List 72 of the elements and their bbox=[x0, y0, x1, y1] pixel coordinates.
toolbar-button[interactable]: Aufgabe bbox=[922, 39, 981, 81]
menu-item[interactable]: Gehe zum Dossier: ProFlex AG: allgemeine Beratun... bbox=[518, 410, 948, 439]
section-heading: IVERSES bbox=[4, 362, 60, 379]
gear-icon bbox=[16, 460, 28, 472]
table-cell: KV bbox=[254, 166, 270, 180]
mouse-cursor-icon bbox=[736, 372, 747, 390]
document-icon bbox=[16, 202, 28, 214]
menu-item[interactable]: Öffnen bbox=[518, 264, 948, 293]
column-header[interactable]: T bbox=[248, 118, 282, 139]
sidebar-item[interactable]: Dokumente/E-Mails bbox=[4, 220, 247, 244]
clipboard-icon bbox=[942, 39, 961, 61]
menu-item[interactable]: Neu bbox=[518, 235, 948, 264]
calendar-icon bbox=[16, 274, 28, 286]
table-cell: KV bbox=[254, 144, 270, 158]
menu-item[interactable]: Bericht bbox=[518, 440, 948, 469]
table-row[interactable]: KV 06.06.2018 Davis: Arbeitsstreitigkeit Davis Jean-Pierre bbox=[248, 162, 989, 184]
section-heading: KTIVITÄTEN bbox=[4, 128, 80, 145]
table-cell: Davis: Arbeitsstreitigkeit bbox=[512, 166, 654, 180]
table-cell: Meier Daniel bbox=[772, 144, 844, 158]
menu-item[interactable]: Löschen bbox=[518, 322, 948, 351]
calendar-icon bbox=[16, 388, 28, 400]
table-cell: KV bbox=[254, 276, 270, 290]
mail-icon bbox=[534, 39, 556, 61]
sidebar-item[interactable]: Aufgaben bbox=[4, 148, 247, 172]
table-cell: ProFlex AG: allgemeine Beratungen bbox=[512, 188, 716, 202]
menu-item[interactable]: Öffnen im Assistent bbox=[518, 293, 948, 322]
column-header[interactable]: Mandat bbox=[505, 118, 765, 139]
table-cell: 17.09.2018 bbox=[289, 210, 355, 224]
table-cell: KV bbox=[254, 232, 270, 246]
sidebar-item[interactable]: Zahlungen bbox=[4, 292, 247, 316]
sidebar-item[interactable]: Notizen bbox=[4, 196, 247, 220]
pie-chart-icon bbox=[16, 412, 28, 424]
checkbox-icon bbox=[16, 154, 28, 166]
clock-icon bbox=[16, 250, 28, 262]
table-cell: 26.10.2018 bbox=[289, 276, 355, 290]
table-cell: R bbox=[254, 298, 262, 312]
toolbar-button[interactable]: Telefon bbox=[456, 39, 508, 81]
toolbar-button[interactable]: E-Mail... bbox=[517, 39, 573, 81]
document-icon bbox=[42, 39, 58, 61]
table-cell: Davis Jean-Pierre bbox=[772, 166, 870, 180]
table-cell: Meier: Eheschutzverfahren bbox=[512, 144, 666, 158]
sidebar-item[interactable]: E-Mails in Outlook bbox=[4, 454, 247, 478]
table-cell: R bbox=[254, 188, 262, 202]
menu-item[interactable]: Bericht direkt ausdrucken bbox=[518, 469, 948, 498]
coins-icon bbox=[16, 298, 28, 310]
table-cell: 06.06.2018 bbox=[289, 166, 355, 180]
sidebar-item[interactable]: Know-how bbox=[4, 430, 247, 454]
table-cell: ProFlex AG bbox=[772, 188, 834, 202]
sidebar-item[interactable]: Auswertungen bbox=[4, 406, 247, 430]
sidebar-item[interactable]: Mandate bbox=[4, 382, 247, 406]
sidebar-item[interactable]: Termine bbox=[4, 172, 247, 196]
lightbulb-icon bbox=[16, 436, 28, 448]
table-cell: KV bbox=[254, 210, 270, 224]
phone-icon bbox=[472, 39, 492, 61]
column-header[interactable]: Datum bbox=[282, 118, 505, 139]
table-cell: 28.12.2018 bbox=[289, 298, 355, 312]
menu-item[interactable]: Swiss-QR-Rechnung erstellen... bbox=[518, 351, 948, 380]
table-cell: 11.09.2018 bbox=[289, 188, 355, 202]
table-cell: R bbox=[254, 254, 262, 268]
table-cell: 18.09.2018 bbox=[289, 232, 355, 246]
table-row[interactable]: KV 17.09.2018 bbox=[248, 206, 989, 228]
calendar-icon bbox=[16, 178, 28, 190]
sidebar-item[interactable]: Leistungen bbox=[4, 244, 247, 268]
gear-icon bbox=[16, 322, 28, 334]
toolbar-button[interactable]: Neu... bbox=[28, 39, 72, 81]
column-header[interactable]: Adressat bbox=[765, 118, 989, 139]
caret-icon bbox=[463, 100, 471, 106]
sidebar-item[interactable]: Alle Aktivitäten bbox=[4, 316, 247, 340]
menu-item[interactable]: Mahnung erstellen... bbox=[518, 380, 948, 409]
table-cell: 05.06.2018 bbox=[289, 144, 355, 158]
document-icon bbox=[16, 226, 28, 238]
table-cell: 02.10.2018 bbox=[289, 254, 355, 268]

_Your task_:
Put every line of the entries above into one numbered list, leaving out blank lines.

_Worked answer_:
1. List 72 of the elements and their bbox=[x0, y0, x1, y1] pixel coordinates.
2. toolbar-button[interactable]: Aufgabe bbox=[922, 39, 981, 81]
3. menu-item[interactable]: Gehe zum Dossier: ProFlex AG: allgemeine Beratun... bbox=[518, 410, 948, 439]
4. section-heading: IVERSES bbox=[4, 362, 60, 379]
5. gear-icon bbox=[16, 460, 28, 472]
6. table-cell: KV bbox=[254, 166, 270, 180]
7. mouse-cursor-icon bbox=[736, 372, 747, 390]
8. document-icon bbox=[16, 202, 28, 214]
9. menu-item[interactable]: Öffnen bbox=[518, 264, 948, 293]
10. column-header[interactable]: T bbox=[248, 118, 282, 139]
11. sidebar-item[interactable]: Dokumente/E-Mails bbox=[4, 220, 247, 244]
12. clipboard-icon bbox=[942, 39, 961, 61]
13. menu-item[interactable]: Neu bbox=[518, 235, 948, 264]
14. calendar-icon bbox=[16, 274, 28, 286]
15. table-cell: KV bbox=[254, 144, 270, 158]
16. menu-item[interactable]: Bericht bbox=[518, 440, 948, 469]
17. table-row[interactable]: KV 06.06.2018 Davis: Arbeitsstreitigkeit Davis Jean-Pierre bbox=[248, 162, 989, 184]
18. section-heading: KTIVITÄTEN bbox=[4, 128, 80, 145]
19. table-cell: Davis: Arbeitsstreitigkeit bbox=[512, 166, 654, 180]
20. table-cell: Meier Daniel bbox=[772, 144, 844, 158]
21. menu-item[interactable]: Löschen bbox=[518, 322, 948, 351]
22. calendar-icon bbox=[16, 388, 28, 400]
23. table-cell: KV bbox=[254, 276, 270, 290]
24. mail-icon bbox=[534, 39, 556, 61]
25. sidebar-item[interactable]: Aufgaben bbox=[4, 148, 247, 172]
26. table-cell: ProFlex AG: allgemeine Beratungen bbox=[512, 188, 716, 202]
27. menu-item[interactable]: Öffnen im Assistent bbox=[518, 293, 948, 322]
28. column-header[interactable]: Mandat bbox=[505, 118, 765, 139]
29. table-cell: 17.09.2018 bbox=[289, 210, 355, 224]
30. table-cell: KV bbox=[254, 232, 270, 246]
31. sidebar-item[interactable]: Zahlungen bbox=[4, 292, 247, 316]
32. sidebar-item[interactable]: Notizen bbox=[4, 196, 247, 220]
33. pie-chart-icon bbox=[16, 412, 28, 424]
34. checkbox-icon bbox=[16, 154, 28, 166]
35. clock-icon bbox=[16, 250, 28, 262]
36. table-cell: 26.10.2018 bbox=[289, 276, 355, 290]
37. table-cell: R bbox=[254, 298, 262, 312]
38. toolbar-button[interactable]: Telefon bbox=[456, 39, 508, 81]
39. toolbar-button[interactable]: E-Mail... bbox=[517, 39, 573, 81]
40. document-icon bbox=[42, 39, 58, 61]
41. table-cell: Davis Jean-Pierre bbox=[772, 166, 870, 180]
42. table-cell: Meier: Eheschutzverfahren bbox=[512, 144, 666, 158]
43. sidebar-item[interactable]: E-Mails in Outlook bbox=[4, 454, 247, 478]
44. table-cell: R bbox=[254, 188, 262, 202]
45. menu-item[interactable]: Bericht direkt ausdrucken bbox=[518, 469, 948, 498]
46. coins-icon bbox=[16, 298, 28, 310]
47. table-cell: 06.06.2018 bbox=[289, 166, 355, 180]
48. sidebar-item[interactable]: Know-how bbox=[4, 430, 247, 454]
49. table-cell: ProFlex AG bbox=[772, 188, 834, 202]
50. sidebar-item[interactable]: Auswertungen bbox=[4, 406, 247, 430]
51. sidebar-item[interactable]: Mandate bbox=[4, 382, 247, 406]
52. sidebar-item[interactable]: Termine bbox=[4, 172, 247, 196]
53. lightbulb-icon bbox=[16, 436, 28, 448]
54. table-cell: KV bbox=[254, 210, 270, 224]
55. phone-icon bbox=[472, 39, 492, 61]
56. column-header[interactable]: Datum bbox=[282, 118, 505, 139]
57. table-cell: 28.12.2018 bbox=[289, 298, 355, 312]
58. menu-item[interactable]: Swiss-QR-Rechnung erstellen... bbox=[518, 351, 948, 380]
59. table-cell: 11.09.2018 bbox=[289, 188, 355, 202]
60. table-cell: R bbox=[254, 254, 262, 268]
61. table-cell: 18.09.2018 bbox=[289, 232, 355, 246]
62. table-row[interactable]: KV 17.09.2018 bbox=[248, 206, 989, 228]
63. calendar-icon bbox=[16, 178, 28, 190]
64. sidebar-item[interactable]: Leistungen bbox=[4, 244, 247, 268]
65. gear-icon bbox=[16, 322, 28, 334]
66. toolbar-button[interactable]: Neu... bbox=[28, 39, 72, 81]
67. column-header[interactable]: Adressat bbox=[765, 118, 989, 139]
68. caret-icon bbox=[463, 100, 471, 106]
69. sidebar-item[interactable]: Alle Aktivitäten bbox=[4, 316, 247, 340]
70. menu-item[interactable]: Mahnung erstellen... bbox=[518, 380, 948, 409]
71. table-cell: 05.06.2018 bbox=[289, 144, 355, 158]
72. document-icon bbox=[16, 226, 28, 238]
73. table-cell: 02.10.2018 bbox=[289, 254, 355, 268]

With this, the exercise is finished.